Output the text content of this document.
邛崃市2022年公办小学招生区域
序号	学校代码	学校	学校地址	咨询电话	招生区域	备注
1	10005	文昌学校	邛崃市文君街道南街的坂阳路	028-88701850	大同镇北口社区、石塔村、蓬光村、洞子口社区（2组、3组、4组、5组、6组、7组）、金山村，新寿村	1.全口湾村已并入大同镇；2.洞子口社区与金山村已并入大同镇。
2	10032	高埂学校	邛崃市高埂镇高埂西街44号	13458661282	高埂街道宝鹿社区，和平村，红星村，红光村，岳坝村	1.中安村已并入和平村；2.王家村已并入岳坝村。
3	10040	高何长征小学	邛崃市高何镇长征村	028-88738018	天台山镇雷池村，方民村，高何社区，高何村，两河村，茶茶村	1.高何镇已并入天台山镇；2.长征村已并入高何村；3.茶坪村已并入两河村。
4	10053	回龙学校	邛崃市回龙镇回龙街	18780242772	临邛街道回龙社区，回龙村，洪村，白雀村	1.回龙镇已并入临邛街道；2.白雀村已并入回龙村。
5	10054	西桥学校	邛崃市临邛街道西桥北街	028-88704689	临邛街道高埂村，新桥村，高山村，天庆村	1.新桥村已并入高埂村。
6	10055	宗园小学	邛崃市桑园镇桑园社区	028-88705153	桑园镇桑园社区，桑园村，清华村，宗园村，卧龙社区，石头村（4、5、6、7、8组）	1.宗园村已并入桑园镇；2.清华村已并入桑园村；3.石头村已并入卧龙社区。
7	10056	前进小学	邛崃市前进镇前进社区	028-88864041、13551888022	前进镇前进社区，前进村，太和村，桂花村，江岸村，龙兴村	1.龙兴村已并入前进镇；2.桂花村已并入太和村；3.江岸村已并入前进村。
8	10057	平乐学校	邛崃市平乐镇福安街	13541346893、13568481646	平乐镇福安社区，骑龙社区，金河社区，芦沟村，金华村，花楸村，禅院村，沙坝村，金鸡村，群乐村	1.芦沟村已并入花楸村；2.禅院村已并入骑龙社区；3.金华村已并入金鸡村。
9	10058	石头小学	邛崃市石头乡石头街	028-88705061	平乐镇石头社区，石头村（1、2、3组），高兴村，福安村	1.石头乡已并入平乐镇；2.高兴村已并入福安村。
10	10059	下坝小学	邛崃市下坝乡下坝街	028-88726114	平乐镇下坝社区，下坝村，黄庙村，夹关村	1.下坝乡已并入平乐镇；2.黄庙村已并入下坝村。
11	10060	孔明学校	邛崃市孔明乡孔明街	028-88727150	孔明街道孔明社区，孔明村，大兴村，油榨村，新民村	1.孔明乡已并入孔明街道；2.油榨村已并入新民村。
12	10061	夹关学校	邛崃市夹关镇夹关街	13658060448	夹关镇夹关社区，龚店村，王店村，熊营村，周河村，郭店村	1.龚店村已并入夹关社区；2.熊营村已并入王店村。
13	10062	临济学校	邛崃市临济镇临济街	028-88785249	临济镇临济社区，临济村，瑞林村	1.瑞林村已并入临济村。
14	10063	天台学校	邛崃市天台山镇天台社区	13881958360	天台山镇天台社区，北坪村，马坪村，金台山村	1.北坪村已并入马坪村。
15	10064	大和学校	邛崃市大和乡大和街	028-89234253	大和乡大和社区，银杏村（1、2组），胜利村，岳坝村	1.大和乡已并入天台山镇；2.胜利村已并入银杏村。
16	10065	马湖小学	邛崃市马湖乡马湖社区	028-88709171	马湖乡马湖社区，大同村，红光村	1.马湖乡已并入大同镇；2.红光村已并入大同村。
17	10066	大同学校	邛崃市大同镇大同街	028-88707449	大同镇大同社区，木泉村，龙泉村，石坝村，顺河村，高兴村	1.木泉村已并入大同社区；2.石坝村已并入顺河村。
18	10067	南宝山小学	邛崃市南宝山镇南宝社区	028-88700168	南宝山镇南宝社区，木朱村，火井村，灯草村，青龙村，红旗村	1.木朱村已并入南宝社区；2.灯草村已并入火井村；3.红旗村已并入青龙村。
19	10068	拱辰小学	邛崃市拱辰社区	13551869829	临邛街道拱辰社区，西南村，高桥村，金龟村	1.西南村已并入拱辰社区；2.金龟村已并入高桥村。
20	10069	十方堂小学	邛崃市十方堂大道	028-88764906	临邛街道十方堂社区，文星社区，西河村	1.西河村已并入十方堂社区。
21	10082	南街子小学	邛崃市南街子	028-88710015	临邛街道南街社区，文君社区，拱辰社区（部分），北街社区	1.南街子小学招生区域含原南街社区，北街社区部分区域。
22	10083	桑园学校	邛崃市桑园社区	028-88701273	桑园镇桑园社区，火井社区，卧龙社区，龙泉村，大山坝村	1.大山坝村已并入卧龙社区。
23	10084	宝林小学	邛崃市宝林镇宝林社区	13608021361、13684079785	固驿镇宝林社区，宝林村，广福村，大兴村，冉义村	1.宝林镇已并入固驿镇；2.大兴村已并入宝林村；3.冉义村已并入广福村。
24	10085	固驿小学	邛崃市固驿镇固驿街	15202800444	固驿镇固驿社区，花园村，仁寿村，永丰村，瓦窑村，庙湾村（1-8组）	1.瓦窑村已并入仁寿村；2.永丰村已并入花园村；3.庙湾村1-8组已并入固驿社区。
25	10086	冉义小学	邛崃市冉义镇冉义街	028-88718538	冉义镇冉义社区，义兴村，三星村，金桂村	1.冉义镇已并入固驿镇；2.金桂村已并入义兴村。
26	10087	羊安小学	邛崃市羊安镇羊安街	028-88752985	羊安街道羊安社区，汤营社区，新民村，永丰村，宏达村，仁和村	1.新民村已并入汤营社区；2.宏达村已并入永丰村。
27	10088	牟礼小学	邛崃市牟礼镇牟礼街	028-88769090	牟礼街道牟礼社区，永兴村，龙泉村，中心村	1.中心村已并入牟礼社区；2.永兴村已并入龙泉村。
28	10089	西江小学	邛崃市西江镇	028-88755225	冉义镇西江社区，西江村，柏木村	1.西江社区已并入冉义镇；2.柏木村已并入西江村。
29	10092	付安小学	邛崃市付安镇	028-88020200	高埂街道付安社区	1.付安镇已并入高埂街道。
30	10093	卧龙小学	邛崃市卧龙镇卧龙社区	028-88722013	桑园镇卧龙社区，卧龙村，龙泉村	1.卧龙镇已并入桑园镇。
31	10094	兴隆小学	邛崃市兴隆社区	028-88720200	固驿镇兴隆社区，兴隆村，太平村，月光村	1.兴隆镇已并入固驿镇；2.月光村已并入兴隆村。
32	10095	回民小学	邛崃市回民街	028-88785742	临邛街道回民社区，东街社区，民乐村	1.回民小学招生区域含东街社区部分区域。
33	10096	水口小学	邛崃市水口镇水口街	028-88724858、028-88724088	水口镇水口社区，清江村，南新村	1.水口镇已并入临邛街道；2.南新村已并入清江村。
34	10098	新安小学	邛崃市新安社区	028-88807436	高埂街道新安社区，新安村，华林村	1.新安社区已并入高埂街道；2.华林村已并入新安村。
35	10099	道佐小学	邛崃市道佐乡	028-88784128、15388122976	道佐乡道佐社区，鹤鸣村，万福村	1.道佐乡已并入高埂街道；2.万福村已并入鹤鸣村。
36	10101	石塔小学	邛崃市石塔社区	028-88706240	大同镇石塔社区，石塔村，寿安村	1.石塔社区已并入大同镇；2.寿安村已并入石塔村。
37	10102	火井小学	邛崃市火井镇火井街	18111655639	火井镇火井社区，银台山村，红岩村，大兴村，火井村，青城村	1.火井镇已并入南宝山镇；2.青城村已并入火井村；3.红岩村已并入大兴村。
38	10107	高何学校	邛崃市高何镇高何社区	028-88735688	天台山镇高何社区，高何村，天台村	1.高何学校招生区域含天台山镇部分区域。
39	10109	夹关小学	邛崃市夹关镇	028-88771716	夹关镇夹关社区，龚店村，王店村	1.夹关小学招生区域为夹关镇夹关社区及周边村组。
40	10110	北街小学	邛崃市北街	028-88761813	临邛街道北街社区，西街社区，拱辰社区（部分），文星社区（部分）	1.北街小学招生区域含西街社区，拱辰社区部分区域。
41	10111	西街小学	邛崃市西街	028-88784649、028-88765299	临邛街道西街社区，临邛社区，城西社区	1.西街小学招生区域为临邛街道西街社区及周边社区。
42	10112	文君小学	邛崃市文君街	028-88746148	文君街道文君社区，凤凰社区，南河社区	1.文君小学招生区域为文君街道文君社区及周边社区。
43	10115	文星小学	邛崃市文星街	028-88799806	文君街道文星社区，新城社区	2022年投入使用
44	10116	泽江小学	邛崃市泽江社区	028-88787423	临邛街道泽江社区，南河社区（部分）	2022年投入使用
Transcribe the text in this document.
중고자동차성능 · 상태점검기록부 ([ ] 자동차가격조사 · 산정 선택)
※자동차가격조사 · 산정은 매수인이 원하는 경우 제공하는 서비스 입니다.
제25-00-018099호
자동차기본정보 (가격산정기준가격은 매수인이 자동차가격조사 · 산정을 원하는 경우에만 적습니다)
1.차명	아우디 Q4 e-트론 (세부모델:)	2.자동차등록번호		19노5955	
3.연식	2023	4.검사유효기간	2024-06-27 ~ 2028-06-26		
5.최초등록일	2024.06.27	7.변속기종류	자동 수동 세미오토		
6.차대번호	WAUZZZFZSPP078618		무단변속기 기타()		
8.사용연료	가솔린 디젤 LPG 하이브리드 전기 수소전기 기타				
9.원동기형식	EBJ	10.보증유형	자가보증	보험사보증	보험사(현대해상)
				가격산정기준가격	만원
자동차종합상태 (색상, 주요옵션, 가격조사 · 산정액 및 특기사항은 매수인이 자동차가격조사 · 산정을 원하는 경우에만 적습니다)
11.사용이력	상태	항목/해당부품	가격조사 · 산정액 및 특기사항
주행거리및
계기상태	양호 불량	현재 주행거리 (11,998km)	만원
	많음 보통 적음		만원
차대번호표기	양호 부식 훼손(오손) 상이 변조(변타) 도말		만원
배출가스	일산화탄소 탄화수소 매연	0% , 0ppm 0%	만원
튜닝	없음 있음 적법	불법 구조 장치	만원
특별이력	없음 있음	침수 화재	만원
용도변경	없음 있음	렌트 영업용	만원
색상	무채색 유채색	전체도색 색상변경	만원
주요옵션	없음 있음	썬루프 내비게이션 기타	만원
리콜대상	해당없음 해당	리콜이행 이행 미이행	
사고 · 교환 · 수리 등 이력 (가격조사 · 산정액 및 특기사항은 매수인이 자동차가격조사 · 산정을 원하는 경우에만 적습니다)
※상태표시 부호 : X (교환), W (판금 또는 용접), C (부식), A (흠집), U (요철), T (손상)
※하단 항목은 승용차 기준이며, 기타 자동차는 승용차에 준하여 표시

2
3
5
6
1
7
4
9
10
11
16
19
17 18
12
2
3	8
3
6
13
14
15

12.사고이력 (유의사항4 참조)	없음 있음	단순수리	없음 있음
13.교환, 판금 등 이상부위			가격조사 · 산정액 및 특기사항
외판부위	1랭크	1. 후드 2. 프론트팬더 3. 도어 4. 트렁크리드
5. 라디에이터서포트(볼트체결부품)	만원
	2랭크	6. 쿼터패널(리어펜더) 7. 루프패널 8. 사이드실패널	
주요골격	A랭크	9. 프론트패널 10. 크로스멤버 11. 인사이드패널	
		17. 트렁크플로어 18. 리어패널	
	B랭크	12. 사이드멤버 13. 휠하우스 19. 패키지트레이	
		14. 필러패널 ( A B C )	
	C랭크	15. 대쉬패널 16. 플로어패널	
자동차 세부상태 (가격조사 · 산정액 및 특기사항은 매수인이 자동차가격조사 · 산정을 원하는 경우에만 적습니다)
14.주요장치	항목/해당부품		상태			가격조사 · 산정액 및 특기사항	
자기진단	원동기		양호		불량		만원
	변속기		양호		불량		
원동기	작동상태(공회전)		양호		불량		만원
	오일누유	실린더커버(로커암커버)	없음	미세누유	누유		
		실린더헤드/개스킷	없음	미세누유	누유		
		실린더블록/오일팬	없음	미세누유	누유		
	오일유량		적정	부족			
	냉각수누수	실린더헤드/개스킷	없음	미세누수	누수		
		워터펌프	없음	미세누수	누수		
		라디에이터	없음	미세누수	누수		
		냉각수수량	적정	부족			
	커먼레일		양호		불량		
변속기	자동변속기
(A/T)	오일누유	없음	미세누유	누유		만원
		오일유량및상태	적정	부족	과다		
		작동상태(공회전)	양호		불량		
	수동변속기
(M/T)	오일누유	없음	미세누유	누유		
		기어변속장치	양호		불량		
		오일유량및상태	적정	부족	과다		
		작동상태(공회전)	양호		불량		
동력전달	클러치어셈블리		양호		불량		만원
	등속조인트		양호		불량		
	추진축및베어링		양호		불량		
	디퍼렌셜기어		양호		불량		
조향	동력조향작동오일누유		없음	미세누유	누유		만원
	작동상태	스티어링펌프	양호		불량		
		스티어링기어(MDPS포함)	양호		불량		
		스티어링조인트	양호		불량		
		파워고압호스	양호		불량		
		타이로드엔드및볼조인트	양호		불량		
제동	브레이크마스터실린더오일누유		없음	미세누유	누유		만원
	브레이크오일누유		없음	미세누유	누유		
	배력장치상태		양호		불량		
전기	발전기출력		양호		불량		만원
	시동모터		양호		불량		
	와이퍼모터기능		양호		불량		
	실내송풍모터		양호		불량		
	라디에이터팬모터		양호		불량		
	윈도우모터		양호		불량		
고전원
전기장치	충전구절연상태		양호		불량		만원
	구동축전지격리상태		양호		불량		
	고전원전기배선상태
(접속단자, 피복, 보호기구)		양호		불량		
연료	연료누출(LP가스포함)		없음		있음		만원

= = =

## [GOAL]
All lines that include "南河社区" are to be gathered and copied.

## [CORRECT OUTPUT]
42	10112	文君小学	邛崃市文君街	028-88746148	文君街道文君社区，凤凰社区，南河社区	1.文君小学招生区域为文君街道文君社区及周边社区。
44	10116	泽江小学	邛崃市泽江社区	028-88787423	临邛街道泽江社区，南河社区（部分）	2022年投入使用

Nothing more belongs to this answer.